* [Challenge 1]:
Set out the records as a Markdown table with the columns Index and Record, one row per line and blank lines dropped. Begin at the first line of the records and stop after the line containing "highlight-box [111,266,267,277]".

* [Text extract]:

Info notes world map
Media Centre > Info notes


Info note No.59

For use of the information media. Not an official record

Global Cryosphere Watch to support needs for weather, climate and water information and services

Geneva, 20 January 2010 (WMO) - The international community is working within the World Meteorological Organization (WMO) towards the establishment of a Global Cryosphere Watch (GCW) to serve societal needs for weather, climate and water and related environmental information and services. At its next quadrennial session in 2011, the World Meteorological Congress – WMO’s supreme governing body – is to consider ways and means of developing and implementing a GCW.

The proposal to create a GCW was initiated by Canada as a legacy of the International Polar Year (IPY) 2007-2008 and welcomed by the quadrennial World Meteorological Congress in 2007.  The aim is to respond to the need for a sustained, robust end-to-end cryosphere observing and monitoring system, not only for polar regions, but also globally. The IPY was an internationally coordinated multidisciplinary scientific undertaking co-sponsored by the WMO and the International Council for Science (ICSU).

GCW should enhance the capability of the research community and operational services to predict the future state of the cryosphere and provide quality assured global and regional products on the state of cryosphere. It will facilitate assessments of the cryosphere and its components on regional to global scale to support climate change science, decision making and formulation of environmental policy.  This capability will be instrumental in generating the scientific knowledge which is used, for example, by the UNEP/WMO Intergovernmental Panel on Climate Change (IPCC) for assessing the observed changes of elements of the cryosphere, globally and regionally, and discussing their potential impacts on societies and countries.

* [The input]:
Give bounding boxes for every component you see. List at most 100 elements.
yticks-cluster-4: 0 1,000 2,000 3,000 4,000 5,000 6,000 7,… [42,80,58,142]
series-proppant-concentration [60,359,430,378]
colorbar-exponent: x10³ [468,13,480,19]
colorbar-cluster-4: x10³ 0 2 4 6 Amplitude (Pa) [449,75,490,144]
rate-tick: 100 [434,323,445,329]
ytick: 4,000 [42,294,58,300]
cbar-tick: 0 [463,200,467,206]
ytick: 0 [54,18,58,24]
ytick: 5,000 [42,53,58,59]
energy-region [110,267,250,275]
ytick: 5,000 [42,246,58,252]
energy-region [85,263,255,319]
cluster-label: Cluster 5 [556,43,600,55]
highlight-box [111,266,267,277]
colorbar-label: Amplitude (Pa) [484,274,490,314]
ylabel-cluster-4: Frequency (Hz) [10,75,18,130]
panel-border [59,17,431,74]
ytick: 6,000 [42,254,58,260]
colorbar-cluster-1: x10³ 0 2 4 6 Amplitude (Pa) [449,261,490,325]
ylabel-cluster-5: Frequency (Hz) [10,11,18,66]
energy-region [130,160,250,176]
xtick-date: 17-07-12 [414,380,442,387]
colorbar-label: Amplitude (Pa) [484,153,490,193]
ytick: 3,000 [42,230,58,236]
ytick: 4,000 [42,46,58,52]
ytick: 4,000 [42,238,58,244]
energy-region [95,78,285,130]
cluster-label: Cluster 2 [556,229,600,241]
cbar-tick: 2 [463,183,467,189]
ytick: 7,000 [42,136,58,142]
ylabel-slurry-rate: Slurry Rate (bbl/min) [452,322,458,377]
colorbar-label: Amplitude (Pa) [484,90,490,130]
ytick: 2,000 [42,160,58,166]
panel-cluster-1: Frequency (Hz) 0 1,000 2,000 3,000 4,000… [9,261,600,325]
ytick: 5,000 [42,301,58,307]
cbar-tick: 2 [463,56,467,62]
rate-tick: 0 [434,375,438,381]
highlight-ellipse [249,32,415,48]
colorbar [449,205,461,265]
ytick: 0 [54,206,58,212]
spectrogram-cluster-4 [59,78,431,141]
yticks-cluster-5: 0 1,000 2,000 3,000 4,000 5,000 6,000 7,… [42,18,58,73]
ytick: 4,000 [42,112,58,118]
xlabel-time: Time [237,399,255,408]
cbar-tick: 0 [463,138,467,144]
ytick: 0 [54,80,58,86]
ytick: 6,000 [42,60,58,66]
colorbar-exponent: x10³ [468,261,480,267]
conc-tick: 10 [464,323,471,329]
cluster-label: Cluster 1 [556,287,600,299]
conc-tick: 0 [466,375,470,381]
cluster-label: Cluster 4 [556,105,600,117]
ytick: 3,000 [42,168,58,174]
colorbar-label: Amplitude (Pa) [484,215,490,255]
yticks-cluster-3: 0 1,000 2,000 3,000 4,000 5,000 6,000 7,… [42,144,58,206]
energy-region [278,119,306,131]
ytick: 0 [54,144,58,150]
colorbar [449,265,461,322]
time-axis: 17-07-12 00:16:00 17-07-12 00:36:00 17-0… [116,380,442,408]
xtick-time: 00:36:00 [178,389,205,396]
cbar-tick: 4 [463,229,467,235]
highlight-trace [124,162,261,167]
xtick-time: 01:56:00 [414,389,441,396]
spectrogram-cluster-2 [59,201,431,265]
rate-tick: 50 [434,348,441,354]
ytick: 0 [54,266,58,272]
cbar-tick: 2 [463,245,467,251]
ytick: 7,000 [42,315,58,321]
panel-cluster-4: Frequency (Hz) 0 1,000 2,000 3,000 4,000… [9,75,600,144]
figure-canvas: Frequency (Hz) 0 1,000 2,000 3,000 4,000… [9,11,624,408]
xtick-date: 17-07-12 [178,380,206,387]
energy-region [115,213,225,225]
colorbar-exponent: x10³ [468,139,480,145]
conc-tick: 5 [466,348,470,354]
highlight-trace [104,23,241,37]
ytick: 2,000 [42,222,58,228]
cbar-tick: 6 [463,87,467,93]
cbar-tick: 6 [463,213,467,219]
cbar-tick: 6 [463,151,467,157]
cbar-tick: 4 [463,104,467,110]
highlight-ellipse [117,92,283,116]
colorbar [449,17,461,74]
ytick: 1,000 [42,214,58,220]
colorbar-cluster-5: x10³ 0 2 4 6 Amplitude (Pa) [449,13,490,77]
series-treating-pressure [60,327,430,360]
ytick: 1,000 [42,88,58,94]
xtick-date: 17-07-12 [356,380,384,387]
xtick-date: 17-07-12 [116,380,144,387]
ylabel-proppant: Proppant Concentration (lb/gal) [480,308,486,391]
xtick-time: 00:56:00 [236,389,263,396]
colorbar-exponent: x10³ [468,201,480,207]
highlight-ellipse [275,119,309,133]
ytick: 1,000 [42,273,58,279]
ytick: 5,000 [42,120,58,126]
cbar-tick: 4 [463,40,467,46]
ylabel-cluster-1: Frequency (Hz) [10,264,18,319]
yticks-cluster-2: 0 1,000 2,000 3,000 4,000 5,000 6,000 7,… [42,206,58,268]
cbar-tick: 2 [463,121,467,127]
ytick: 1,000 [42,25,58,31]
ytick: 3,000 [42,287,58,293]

* [Challenge 2]:
Answer these from the Global Cryosphere Watch note:
(a) At what session is the World Meteorological Congress to consider ways of developing and implementing a GCW?
(b) Which country initiated the proposal to create a GCW?
(c) Which panel is given as an example of a body that uses the scientific knowledge for assessing observed changes in the cryosphere?

* [Full response 1]:
| Index | Record |
|---|---|
| 1 | Give bounding boxes for every component you see. List at most 100 elements. |
| 2 | yticks-cluster-4: 0 1,000 2,000 3,000 4,000 5,000 6,000 7,… [42,80,58,142] |
| 3 | series-proppant-concentration [60,359,430,378] |
| 4 | colorbar-exponent: x10³ [468,13,480,19] |
| 5 | colorbar-cluster-4: x10³ 0 2 4 6 Amplitude (Pa) [449,75,490,144] |
| 6 | rate-tick: 100 [434,323,445,329] |
| 7 | ytick: 4,000 [42,294,58,300] |
| 8 | cbar-tick: 0 [463,200,467,206] |
| 9 | ytick: 0 [54,18,58,24] |
| 10 | ytick: 5,000 [42,53,58,59] |
| 11 | energy-region [110,267,250,275] |
| 12 | ytick: 5,000 [42,246,58,252] |
| 13 | energy-region [85,263,255,319] |
| 14 | cluster-label: Cluster 5 [556,43,600,55] |
| 15 | highlight-box [111,266,267,277] |

* [Full response 2]:
(a) Its next quadrennial session, in 2011
(b) Canada
(c) The UNEP/WMO Intergovernmental Panel on Climate Change (IPCC)